* What the task asks *
Print every entry exactly as written.

* Stored records *
(begin)
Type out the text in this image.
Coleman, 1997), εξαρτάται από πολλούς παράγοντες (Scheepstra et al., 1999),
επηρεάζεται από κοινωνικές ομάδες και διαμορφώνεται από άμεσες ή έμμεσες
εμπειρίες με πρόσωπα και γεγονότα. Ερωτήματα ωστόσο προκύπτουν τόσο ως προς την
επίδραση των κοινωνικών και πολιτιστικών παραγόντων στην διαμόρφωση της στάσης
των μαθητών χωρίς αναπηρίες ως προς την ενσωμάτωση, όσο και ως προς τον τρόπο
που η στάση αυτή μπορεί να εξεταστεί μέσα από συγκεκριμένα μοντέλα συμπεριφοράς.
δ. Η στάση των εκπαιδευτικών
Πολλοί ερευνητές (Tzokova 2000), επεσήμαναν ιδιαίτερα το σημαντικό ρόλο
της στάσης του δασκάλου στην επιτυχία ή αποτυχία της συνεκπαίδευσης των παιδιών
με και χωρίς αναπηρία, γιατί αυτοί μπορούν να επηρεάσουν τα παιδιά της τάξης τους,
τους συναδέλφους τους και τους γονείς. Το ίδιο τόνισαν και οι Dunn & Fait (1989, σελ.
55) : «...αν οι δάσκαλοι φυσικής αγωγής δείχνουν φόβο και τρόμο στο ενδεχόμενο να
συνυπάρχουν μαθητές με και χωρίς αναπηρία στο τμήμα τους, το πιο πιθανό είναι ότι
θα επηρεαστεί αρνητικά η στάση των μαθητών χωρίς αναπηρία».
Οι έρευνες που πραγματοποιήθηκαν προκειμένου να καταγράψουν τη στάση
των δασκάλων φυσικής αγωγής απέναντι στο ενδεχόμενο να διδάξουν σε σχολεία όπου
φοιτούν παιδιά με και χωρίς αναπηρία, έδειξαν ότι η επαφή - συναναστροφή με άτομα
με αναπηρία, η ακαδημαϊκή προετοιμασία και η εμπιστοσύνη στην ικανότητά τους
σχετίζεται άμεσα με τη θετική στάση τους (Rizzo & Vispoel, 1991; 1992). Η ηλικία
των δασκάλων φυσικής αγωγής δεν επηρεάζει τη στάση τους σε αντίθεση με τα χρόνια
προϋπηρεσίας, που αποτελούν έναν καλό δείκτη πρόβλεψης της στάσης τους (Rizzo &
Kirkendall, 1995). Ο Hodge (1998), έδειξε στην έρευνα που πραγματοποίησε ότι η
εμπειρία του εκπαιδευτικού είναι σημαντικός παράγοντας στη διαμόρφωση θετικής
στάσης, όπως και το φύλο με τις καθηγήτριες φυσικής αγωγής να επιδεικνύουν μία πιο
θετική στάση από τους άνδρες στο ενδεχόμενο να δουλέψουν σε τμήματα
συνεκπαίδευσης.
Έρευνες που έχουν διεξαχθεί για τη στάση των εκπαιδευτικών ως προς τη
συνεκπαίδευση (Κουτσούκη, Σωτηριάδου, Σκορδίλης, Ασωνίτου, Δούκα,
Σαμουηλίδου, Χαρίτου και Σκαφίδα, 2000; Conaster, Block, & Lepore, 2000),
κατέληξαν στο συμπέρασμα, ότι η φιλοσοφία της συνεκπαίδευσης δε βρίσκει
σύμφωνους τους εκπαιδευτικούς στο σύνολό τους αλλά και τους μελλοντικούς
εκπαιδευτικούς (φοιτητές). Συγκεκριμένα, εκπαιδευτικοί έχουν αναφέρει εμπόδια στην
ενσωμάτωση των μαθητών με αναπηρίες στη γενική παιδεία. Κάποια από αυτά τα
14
(end)
* Written solution *
Type out the text in this image.
Coleman, 1997), εξαρτάται από πολλούς παράγοντες (Scheepstra et al., 1999),
επηρεάζεται από κοινωνικές ομάδες και διαμορφώνεται από άμεσες ή έμμεσες
εμπειρίες με πρόσωπα και γεγονότα. Ερωτήματα ωστόσο προκύπτουν τόσο ως προς την
επίδραση των κοινωνικών και πολιτιστικών παραγόντων στην διαμόρφωση της στάσης
των μαθητών χωρίς αναπηρίες ως προς την ενσωμάτωση, όσο και ως προς τον τρόπο
που η στάση αυτή μπορεί να εξεταστεί μέσα από συγκεκριμένα μοντέλα συμπεριφοράς.
δ. Η στάση των εκπαιδευτικών
Πολλοί ερευνητές (Tzokova 2000), επεσήμαναν ιδιαίτερα το σημαντικό ρόλο
της στάσης του δασκάλου στην επιτυχία ή αποτυχία της συνεκπαίδευσης των παιδιών
με και χωρίς αναπηρία, γιατί αυτοί μπορούν να επηρεάσουν τα παιδιά της τάξης τους,
τους συναδέλφους τους και τους γονείς. Το ίδιο τόνισαν και οι Dunn & Fait (1989, σελ.
55) : «...αν οι δάσκαλοι φυσικής αγωγής δείχνουν φόβο και τρόμο στο ενδεχόμενο να
συνυπάρχουν μαθητές με και χωρίς αναπηρία στο τμήμα τους, το πιο πιθανό είναι ότι
θα επηρεαστεί αρνητικά η στάση των μαθητών χωρίς αναπηρία».
Οι έρευνες που πραγματοποιήθηκαν προκειμένου να καταγράψουν τη στάση
των δασκάλων φυσικής αγωγής απέναντι στο ενδεχόμενο να διδάξουν σε σχολεία όπου
φοιτούν παιδιά με και χωρίς αναπηρία, έδειξαν ότι η επαφή - συναναστροφή με άτομα
με αναπηρία, η ακαδημαϊκή προετοιμασία και η εμπιστοσύνη στην ικανότητά τους
σχετίζεται άμεσα με τη θετική στάση τους (Rizzo & Vispoel, 1991; 1992). Η ηλικία
των δασκάλων φυσικής αγωγής δεν επηρεάζει τη στάση τους σε αντίθεση με τα χρόνια
προϋπηρεσίας, που αποτελούν έναν καλό δείκτη πρόβλεψης της στάσης τους (Rizzo &
Kirkendall, 1995). Ο Hodge (1998), έδειξε στην έρευνα που πραγματοποίησε ότι η
εμπειρία του εκπαιδευτικού είναι σημαντικός παράγοντας στη διαμόρφωση θετικής
στάσης, όπως και το φύλο με τις καθηγήτριες φυσικής αγωγής να επιδεικνύουν μία πιο
θετική στάση από τους άνδρες στο ενδεχόμενο να δουλέψουν σε τμήματα
συνεκπαίδευσης.
Έρευνες που έχουν διεξαχθεί για τη στάση των εκπαιδευτικών ως προς τη
συνεκπαίδευση (Κουτσούκη, Σωτηριάδου, Σκορδίλης, Ασωνίτου, Δούκα,
Σαμουηλίδου, Χαρίτου και Σκαφίδα, 2000; Conaster, Block, & Lepore, 2000),
κατέληξαν στο συμπέρασμα, ότι η φιλοσοφία της συνεκπαίδευσης δε βρίσκει
σύμφωνους τους εκπαιδευτικούς στο σύνολό τους αλλά και τους μελλοντικούς
εκπαιδευτικούς (φοιτητές). Συγκεκριμένα, εκπαιδευτικοί έχουν αναφέρει εμπόδια στην
ενσωμάτωση των μαθητών με αναπηρίες στη γενική παιδεία. Κάποια από αυτά τα
14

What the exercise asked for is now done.